Dataset entries ::
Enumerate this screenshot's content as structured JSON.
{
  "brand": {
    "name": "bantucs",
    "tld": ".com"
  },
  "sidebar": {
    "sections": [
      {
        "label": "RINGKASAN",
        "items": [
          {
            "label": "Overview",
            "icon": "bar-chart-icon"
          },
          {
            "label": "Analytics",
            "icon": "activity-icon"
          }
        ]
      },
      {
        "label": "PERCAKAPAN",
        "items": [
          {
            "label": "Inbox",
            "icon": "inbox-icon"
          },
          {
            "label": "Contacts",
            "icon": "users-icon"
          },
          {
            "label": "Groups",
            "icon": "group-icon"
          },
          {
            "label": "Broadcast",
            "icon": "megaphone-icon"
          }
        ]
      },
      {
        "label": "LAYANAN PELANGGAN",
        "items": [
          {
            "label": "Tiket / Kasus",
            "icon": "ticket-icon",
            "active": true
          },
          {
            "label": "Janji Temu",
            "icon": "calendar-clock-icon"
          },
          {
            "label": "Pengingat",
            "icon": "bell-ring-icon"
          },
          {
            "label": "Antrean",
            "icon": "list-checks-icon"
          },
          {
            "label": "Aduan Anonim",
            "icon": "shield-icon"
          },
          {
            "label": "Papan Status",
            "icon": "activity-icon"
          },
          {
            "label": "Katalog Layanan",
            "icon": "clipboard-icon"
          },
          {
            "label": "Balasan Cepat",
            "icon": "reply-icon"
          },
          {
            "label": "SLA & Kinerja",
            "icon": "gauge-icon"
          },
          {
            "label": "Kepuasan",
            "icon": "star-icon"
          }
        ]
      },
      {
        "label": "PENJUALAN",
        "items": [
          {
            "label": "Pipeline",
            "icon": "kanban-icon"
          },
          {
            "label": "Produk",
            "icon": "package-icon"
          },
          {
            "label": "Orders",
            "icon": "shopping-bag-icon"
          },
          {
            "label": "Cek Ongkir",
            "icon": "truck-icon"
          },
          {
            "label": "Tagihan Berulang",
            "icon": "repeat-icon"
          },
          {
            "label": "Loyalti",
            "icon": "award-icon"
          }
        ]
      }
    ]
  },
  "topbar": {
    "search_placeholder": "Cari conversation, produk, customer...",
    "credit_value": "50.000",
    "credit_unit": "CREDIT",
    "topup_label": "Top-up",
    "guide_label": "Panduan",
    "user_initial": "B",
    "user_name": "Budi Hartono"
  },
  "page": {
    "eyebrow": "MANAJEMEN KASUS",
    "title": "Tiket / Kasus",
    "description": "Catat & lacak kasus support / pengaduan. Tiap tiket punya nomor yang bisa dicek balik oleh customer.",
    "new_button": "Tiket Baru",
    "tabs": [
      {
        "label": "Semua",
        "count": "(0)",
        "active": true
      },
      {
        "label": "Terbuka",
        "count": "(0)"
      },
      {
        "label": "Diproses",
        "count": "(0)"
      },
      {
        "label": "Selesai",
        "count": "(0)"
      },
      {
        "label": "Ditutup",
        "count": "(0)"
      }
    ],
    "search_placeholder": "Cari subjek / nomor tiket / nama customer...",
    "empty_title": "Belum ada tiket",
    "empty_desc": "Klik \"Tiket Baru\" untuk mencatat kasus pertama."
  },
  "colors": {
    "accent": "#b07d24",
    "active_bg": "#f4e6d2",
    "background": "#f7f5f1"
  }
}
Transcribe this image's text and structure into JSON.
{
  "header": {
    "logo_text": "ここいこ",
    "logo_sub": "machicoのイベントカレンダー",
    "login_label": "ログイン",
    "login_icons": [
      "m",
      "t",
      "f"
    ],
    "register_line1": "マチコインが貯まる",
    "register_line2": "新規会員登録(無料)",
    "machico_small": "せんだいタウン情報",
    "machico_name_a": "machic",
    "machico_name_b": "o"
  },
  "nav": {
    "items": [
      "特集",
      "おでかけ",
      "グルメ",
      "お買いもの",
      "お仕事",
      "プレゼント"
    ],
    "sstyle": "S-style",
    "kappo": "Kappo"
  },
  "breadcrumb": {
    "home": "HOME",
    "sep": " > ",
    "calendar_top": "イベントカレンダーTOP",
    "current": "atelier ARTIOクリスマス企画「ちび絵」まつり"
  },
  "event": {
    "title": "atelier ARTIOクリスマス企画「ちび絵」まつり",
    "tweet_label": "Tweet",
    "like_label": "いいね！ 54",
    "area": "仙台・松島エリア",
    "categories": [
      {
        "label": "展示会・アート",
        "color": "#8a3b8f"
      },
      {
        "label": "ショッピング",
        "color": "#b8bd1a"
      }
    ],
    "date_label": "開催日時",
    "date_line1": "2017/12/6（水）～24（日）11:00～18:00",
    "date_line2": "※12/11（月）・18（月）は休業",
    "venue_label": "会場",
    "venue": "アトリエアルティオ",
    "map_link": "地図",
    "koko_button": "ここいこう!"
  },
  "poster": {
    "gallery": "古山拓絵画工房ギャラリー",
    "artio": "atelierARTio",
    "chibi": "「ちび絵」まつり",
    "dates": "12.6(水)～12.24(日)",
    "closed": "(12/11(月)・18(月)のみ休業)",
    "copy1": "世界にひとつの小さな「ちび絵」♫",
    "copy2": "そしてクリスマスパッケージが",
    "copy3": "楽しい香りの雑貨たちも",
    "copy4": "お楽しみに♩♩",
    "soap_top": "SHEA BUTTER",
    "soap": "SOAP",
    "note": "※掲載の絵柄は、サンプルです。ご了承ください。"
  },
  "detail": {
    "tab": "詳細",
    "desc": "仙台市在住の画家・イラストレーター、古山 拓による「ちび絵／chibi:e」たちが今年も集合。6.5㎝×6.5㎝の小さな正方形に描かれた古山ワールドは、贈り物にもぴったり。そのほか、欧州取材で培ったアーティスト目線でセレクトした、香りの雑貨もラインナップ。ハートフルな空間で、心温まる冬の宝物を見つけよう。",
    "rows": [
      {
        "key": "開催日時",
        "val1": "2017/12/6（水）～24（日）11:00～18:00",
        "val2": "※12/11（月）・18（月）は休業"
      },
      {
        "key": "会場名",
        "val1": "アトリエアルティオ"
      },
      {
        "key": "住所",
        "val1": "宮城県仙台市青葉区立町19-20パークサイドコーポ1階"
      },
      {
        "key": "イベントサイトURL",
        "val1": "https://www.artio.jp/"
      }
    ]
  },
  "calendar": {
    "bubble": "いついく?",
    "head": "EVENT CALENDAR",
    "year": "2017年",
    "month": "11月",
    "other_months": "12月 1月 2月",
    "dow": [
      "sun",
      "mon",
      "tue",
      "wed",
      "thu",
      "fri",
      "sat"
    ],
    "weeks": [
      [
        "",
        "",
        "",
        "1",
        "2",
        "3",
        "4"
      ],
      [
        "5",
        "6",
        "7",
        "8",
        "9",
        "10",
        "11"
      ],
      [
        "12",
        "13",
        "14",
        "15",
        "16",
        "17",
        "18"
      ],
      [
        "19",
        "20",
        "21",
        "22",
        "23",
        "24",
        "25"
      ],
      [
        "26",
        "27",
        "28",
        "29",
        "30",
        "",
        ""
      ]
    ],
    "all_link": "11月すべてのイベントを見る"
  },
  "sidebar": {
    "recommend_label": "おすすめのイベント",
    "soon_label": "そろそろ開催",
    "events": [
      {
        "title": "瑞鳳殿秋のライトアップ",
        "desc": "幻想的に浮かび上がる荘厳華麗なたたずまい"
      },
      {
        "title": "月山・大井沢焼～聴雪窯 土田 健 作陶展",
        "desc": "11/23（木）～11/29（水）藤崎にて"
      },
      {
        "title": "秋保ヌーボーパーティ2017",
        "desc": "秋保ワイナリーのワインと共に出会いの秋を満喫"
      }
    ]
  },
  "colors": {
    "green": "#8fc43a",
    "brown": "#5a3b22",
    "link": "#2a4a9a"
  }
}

Instructions to follow ::
Repeat the data in its entirety, character for character.

Answer ::
Enumerate this screenshot's content as structured JSON.
{
  "brand": {
    "name": "bantucs",
    "tld": ".com"
  },
  "sidebar": {
    "sections": [
      {
        "label": "RINGKASAN",
        "items": [
          {
            "label": "Overview",
            "icon": "bar-chart-icon"
          },
          {
            "label": "Analytics",
            "icon": "activity-icon"
          }
        ]
      },
      {
        "label": "PERCAKAPAN",
        "items": [
          {
            "label": "Inbox",
            "icon": "inbox-icon"
          },
          {
            "label": "Contacts",
            "icon": "users-icon"
          },
          {
            "label": "Groups",
            "icon": "group-icon"
          },
          {
            "label": "Broadcast",
            "icon": "megaphone-icon"
          }
        ]
      },
      {
        "label": "LAYANAN PELANGGAN",
        "items": [
          {
            "label": "Tiket / Kasus",
            "icon": "ticket-icon",
            "active": true
          },
          {
            "label": "Janji Temu",
            "icon": "calendar-clock-icon"
          },
          {
            "label": "Pengingat",
            "icon": "bell-ring-icon"
          },
          {
            "label": "Antrean",
            "icon": "list-checks-icon"
          },
          {
            "label": "Aduan Anonim",
            "icon": "shield-icon"
          },
          {
            "label": "Papan Status",
            "icon": "activity-icon"
          },
          {
            "label": "Katalog Layanan",
            "icon": "clipboard-icon"
          },
          {
            "label": "Balasan Cepat",
            "icon": "reply-icon"
          },
          {
            "label": "SLA & Kinerja",
            "icon": "gauge-icon"
          },
          {
            "label": "Kepuasan",
            "icon": "star-icon"
          }
        ]
      },
      {
        "label": "PENJUALAN",
        "items": [
          {
            "label": "Pipeline",
            "icon": "kanban-icon"
          },
          {
            "label": "Produk",
            "icon": "package-icon"
          },
          {
            "label": "Orders",
            "icon": "shopping-bag-icon"
          },
          {
            "label": "Cek Ongkir",
            "icon": "truck-icon"
          },
          {
            "label": "Tagihan Berulang",
            "icon": "repeat-icon"
          },
          {
            "label": "Loyalti",
            "icon": "award-icon"
          }
        ]
      }
    ]
  },
  "topbar": {
    "search_placeholder": "Cari conversation, produk, customer...",
    "credit_value": "50.000",
    "credit_unit": "CREDIT",
    "topup_label": "Top-up",
    "guide_label": "Panduan",
    "user_initial": "B",
    "user_name": "Budi Hartono"
  },
  "page": {
    "eyebrow": "MANAJEMEN KASUS",
    "title": "Tiket / Kasus",
    "description": "Catat & lacak kasus support / pengaduan. Tiap tiket punya nomor yang bisa dicek balik oleh customer.",
    "new_button": "Tiket Baru",
    "tabs": [
      {
        "label": "Semua",
        "count": "(0)",
        "active": true
      },
      {
        "label": "Terbuka",
        "count": "(0)"
      },
      {
        "label": "Diproses",
        "count": "(0)"
      },
      {
        "label": "Selesai",
        "count": "(0)"
      },
      {
        "label": "Ditutup",
        "count": "(0)"
      }
    ],
    "search_placeholder": "Cari subjek / nomor tiket / nama customer...",
    "empty_title": "Belum ada tiket",
    "empty_desc": "Klik \"Tiket Baru\" untuk mencatat kasus pertama."
  },
  "colors": {
    "accent": "#b07d24",
    "active_bg": "#f4e6d2",
    "background": "#f7f5f1"
  }
}
Transcribe this image's text and structure into JSON.
{
  "header": {
    "logo_text": "ここいこ",
    "logo_sub": "machicoのイベントカレンダー",
    "login_label": "ログイン",
    "login_icons": [
      "m",
      "t",
      "f"
    ],
    "register_line1": "マチコインが貯まる",
    "register_line2": "新規会員登録(無料)",
    "machico_small": "せんだいタウン情報",
    "machico_name_a": "machic",
    "machico_name_b": "o"
  },
  "nav": {
    "items": [
      "特集",
      "おでかけ",
      "グルメ",
      "お買いもの",
      "お仕事",
      "プレゼント"
    ],
    "sstyle": "S-style",
    "kappo": "Kappo"
  },
  "breadcrumb": {
    "home": "HOME",
    "sep": " > ",
    "calendar_top": "イベントカレンダーTOP",
    "current": "atelier ARTIOクリスマス企画「ちび絵」まつり"
  },
  "event": {
    "title": "atelier ARTIOクリスマス企画「ちび絵」まつり",
    "tweet_label": "Tweet",
    "like_label": "いいね！ 54",
    "area": "仙台・松島エリア",
    "categories": [
      {
        "label": "展示会・アート",
        "color": "#8a3b8f"
      },
      {
        "label": "ショッピング",
        "color": "#b8bd1a"
      }
    ],
    "date_label": "開催日時",
    "date_line1": "2017/12/6（水）～24（日）11:00～18:00",
    "date_line2": "※12/11（月）・18（月）は休業",
    "venue_label": "会場",
    "venue": "アトリエアルティオ",
    "map_link": "地図",
    "koko_button": "ここいこう!"
  },
  "poster": {
    "gallery": "古山拓絵画工房ギャラリー",
    "artio": "atelierARTio",
    "chibi": "「ちび絵」まつり",
    "dates": "12.6(水)～12.24(日)",
    "closed": "(12/11(月)・18(月)のみ休業)",
    "copy1": "世界にひとつの小さな「ちび絵」♫",
    "copy2": "そしてクリスマスパッケージが",
    "copy3": "楽しい香りの雑貨たちも",
    "copy4": "お楽しみに♩♩",
    "soap_top": "SHEA BUTTER",
    "soap": "SOAP",
    "note": "※掲載の絵柄は、サンプルです。ご了承ください。"
  },
  "detail": {
    "tab": "詳細",
    "desc": "仙台市在住の画家・イラストレーター、古山 拓による「ちび絵／chibi:e」たちが今年も集合。6.5㎝×6.5㎝の小さな正方形に描かれた古山ワールドは、贈り物にもぴったり。そのほか、欧州取材で培ったアーティスト目線でセレクトした、香りの雑貨もラインナップ。ハートフルな空間で、心温まる冬の宝物を見つけよう。",
    "rows": [
      {
        "key": "開催日時",
        "val1": "2017/12/6（水）～24（日）11:00～18:00",
        "val2": "※12/11（月）・18（月）は休業"
      },
      {
        "key": "会場名",
        "val1": "アトリエアルティオ"
      },
      {
        "key": "住所",
        "val1": "宮城県仙台市青葉区立町19-20パークサイドコーポ1階"
      },
      {
        "key": "イベントサイトURL",
        "val1": "https://www.artio.jp/"
      }
    ]
  },
  "calendar": {
    "bubble": "いついく?",
    "head": "EVENT CALENDAR",
    "year": "2017年",
    "month": "11月",
    "other_months": "12月 1月 2月",
    "dow": [
      "sun",
      "mon",
      "tue",
      "wed",
      "thu",
      "fri",
      "sat"
    ],
    "weeks": [
      [
        "",
        "",
        "",
        "1",
        "2",
        "3",
        "4"
      ],
      [
        "5",
        "6",
        "7",
        "8",
        "9",
        "10",
        "11"
      ],
      [
        "12",
        "13",
        "14",
        "15",
        "16",
        "17",
        "18"
      ],
      [
        "19",
        "20",
        "21",
        "22",
        "23",
        "24",
        "25"
      ],
      [
        "26",
        "27",
        "28",
        "29",
        "30",
        "",
        ""
      ]
    ],
    "all_link": "11月すべてのイベントを見る"
  },
  "sidebar": {
    "recommend_label": "おすすめのイベント",
    "soon_label": "そろそろ開催",
    "events": [
      {
        "title": "瑞鳳殿秋のライトアップ",
        "desc": "幻想的に浮かび上がる荘厳華麗なたたずまい"
      },
      {
        "title": "月山・大井沢焼～聴雪窯 土田 健 作陶展",
        "desc": "11/23（木）～11/29（水）藤崎にて"
      },
      {
        "title": "秋保ヌーボーパーティ2017",
        "desc": "秋保ワイナリーのワインと共に出会いの秋を満喫"
      }
    ]
  },
  "colors": {
    "green": "#8fc43a",
    "brown": "#5a3b22",
    "link": "#2a4a9a"
  }
}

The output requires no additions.